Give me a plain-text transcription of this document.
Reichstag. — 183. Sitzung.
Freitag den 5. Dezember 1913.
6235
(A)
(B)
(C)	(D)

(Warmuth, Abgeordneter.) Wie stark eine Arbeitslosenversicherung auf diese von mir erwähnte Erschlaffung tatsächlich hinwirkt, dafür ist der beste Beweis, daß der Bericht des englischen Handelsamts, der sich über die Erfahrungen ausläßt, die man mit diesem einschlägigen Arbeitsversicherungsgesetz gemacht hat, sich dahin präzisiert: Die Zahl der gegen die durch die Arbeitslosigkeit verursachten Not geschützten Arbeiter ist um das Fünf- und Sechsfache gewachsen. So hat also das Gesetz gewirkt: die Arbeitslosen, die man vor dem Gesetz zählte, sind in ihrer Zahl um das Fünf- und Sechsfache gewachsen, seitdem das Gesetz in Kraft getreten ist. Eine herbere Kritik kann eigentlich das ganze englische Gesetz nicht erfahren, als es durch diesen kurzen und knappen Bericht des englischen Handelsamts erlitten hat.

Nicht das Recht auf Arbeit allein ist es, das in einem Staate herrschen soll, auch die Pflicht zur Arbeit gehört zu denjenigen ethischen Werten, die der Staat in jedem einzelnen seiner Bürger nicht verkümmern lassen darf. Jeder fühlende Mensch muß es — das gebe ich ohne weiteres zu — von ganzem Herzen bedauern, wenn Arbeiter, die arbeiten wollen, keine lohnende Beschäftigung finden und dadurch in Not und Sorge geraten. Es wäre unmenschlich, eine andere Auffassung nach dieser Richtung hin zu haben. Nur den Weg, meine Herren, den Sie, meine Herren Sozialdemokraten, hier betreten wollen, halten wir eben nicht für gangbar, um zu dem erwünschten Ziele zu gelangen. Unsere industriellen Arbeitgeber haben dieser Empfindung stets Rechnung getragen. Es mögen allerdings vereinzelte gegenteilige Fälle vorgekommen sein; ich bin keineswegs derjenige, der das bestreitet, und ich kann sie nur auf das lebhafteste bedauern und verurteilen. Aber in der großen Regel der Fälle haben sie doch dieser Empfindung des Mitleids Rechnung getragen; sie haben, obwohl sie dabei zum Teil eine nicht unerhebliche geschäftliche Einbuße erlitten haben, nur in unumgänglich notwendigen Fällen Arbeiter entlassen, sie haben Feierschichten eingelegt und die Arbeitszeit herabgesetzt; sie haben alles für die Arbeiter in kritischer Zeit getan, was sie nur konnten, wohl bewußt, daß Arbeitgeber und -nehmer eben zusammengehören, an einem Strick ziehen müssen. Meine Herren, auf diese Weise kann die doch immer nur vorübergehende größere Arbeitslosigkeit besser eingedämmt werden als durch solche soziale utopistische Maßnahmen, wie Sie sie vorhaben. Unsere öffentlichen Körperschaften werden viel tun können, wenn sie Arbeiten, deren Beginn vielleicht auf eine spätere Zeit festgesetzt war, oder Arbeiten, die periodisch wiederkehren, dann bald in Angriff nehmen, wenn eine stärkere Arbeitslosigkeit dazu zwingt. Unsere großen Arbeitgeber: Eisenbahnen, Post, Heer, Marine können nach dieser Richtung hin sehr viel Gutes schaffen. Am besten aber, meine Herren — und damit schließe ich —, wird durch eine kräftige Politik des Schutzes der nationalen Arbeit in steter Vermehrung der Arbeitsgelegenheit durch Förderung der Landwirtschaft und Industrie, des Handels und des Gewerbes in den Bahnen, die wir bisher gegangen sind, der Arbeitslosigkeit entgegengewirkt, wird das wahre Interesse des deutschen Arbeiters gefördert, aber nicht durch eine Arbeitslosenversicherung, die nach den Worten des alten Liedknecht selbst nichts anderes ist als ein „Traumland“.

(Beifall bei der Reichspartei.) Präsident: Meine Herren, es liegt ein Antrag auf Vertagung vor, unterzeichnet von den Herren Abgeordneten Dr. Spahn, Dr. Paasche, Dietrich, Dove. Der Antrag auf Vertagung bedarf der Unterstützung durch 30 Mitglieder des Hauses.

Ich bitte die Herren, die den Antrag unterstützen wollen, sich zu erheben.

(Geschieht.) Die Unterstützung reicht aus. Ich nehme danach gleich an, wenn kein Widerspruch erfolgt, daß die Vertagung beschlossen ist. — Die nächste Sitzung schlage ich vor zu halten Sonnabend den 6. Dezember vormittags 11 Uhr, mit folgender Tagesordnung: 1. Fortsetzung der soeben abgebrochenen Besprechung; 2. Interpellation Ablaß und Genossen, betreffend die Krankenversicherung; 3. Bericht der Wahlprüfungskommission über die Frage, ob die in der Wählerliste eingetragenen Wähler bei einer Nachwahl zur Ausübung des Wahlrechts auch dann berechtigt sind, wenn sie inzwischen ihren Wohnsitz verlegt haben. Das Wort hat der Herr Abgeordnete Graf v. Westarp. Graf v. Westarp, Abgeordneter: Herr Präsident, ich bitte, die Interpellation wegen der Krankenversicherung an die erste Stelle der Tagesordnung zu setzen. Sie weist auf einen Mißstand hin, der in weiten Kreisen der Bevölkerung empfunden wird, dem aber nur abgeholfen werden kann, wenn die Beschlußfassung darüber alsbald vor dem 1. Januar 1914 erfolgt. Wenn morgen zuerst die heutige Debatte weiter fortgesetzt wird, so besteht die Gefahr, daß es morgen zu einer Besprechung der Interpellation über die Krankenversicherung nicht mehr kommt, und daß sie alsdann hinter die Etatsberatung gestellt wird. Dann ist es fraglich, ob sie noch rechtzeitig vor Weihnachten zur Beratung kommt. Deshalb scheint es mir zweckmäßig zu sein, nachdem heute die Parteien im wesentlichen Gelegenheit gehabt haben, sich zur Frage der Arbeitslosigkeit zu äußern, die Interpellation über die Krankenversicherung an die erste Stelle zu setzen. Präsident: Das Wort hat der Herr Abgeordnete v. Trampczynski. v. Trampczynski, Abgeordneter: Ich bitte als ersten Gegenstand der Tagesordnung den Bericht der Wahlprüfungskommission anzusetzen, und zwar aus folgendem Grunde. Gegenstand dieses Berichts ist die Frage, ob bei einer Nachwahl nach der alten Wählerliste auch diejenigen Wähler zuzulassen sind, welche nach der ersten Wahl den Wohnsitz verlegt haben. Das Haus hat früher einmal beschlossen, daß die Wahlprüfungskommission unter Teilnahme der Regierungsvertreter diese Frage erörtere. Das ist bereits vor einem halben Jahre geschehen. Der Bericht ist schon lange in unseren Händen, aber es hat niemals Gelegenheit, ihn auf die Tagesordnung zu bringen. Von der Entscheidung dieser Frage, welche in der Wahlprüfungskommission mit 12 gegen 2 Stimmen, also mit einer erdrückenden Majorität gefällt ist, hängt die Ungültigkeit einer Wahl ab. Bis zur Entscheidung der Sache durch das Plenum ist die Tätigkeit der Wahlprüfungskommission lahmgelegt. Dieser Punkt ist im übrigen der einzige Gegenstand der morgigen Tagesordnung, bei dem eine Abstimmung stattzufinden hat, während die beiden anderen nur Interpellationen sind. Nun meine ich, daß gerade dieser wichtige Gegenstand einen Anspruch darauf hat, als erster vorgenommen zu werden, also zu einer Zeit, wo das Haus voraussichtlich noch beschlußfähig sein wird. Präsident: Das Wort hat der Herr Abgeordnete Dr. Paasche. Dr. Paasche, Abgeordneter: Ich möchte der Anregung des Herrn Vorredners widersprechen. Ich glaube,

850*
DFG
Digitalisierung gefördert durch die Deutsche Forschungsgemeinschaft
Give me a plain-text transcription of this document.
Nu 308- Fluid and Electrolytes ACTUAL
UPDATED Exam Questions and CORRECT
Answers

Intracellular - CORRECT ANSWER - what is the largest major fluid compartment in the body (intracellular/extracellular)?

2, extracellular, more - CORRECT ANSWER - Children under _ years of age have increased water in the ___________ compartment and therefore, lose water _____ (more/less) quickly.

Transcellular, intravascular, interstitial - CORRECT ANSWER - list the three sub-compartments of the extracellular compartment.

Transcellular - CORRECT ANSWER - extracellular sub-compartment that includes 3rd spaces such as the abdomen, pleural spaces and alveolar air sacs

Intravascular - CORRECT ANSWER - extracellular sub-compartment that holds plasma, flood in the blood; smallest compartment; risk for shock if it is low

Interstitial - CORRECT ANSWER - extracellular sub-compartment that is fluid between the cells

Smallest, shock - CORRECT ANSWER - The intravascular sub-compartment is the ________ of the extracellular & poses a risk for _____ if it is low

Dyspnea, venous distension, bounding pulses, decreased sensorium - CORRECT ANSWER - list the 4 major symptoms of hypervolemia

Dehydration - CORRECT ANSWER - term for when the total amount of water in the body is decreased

--

What to produce: Report every line in the data above in which the word "decreased" appears.

Answer for this exercise:
Dyspnea, venous distension, bounding pulses, decreased sensorium - CORRECT ANSWER - list the 4 major symptoms of hypervolemia
Dehydration - CORRECT ANSWER - term for when the total amount of water in the body is decreased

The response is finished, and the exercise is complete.